**Activity**: Extend the biographical passage about the writer Jan Needle by writing what comes next after its final sentence.

━━ Passage shown ━━

Although it did quite well when it was published in 1981, Wild Wood suffered from having been published as a kids’ book. Whether or not Kenneth Grahame’s original is for children or not, Jan never thought his version was, although many children seemed to love it.
Some years later, when Grahame’s copyright expired, a rash of sequels appeared, which given the nature of journalism, were noticed and lauded extravagantly. Note to writers: timing is everything.
By now however, writing was a drug. Always self-indulgent to the point of lunacy, Jan wrote what he liked when he liked, with never a thought to what his publishers and agents might recommend. He had another addiction as well: the sea and boats. Despite these fairly major vices, he has managed to produce about 45 books so far.
In the 1980s, Needle moved seriously into television writing. His favourite piece of work was an eight part series called Truckers, which indulged another of his passions, long-distance lorries. You also wrote episodes for several drama series including The Bill, and worked for a year or so on Brookside.
At the same time he began to write what he called “big dirty thrillers,” one of which immediately became a serial on BBC2. HarperCollins vetoed the title Underbelly, which the television people immediately nicked, and Jan later rewrote it as the first of his e-books. It is now called Kicking Off, and is a fierce and brutal looking at the failings and horrors of the British prison system.

━━━
━━ Information supplied ━━

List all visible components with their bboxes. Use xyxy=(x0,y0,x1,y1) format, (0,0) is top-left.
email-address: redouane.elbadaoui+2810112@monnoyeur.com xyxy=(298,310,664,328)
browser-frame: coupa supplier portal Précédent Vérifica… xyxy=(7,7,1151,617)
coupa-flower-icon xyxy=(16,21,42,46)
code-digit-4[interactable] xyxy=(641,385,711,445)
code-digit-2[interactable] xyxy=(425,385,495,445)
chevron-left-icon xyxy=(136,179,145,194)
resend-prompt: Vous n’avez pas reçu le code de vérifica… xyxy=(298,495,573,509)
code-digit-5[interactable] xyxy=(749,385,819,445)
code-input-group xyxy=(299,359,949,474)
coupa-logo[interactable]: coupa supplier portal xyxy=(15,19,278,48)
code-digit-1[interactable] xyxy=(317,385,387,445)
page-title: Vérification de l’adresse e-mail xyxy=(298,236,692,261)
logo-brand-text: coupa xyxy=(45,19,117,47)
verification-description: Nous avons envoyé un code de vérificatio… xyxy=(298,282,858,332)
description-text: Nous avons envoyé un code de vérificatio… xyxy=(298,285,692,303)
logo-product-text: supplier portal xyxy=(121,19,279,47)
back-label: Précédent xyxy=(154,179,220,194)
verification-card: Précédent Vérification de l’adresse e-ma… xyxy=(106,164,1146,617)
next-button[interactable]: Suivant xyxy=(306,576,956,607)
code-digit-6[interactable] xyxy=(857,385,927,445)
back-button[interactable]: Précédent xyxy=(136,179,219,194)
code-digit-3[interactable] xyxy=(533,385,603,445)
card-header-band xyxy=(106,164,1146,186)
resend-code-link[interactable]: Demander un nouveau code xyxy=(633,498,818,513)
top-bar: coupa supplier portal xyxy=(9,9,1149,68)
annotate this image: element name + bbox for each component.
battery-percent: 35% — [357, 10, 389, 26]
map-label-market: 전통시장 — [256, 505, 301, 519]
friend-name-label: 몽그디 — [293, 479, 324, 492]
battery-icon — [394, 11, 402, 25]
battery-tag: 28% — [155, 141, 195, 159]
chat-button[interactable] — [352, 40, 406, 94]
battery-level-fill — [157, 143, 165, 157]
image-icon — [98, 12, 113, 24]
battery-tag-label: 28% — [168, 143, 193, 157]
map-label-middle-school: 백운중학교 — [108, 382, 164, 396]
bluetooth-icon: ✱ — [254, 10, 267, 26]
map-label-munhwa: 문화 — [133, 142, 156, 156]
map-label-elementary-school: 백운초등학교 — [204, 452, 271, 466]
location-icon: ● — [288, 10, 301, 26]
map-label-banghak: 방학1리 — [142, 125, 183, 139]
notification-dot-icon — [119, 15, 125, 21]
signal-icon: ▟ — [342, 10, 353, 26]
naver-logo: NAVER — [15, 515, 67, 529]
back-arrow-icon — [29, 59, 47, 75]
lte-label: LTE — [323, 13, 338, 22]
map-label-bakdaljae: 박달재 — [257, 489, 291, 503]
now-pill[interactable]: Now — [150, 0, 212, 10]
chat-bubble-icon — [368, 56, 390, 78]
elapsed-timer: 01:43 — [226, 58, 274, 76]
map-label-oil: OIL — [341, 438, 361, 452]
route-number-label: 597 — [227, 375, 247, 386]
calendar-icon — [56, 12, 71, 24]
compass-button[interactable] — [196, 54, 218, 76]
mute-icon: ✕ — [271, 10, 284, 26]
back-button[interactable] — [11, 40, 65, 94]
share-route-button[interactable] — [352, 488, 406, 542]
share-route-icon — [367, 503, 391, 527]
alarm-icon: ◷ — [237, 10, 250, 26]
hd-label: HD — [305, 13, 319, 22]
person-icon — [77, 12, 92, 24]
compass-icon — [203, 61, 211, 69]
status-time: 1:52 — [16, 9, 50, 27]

━━━

**The answer**:
The second was a bitter resetting of the Romeo and Juliet “myth” in Northern Ireland, called Other People’s Blood. Then came an examination of another modern story with mythical overtones, Death Order, published by Endeavour Press, which is a political thriller about the Rudolf Hess affair.
Two days after delivering the manuscript of his next book for HarperCollins, Fear of Night and Darkness, Jan was involved in a motorway pile-up which ended his writing for a full eight years. As he had just been asked to do a block of eight episodes of The Bill, it was a financial disaster on top of everything else.
Interspersed with plays and thrillers and children’s literature throughout these years Jan also wrote a series of historical naval adventures featuring William Bentley. The first book was called A Fine Boy for Killing, and approached Britain’s naval history through a distorted lens. The glib idea of extraordinary heroism and honour is skewered comprehensively. Bentley starred in three more novels, and one day the story will be completed. Road accidents can have a debilitating effect on long sea journeys!
The latest sea books are two novellas, the second of which, Nelson: The Poisoned River starts a proposed series on the life of Nelson, the man who almost single-handedly originated the seagoing hero myth. The first book, The Devil’s Luck, also starts a series, which will eventually lead into the life of William Bentley.
As well as writing, sailing, travelling all over France and Germany, and playing a variety of musical instruments (most quite badly) Jan has also found time to produce five children. They range in age now from 38 to 22. Four boys and a girl called Sadie M’gee, (for which she has never forgiven him).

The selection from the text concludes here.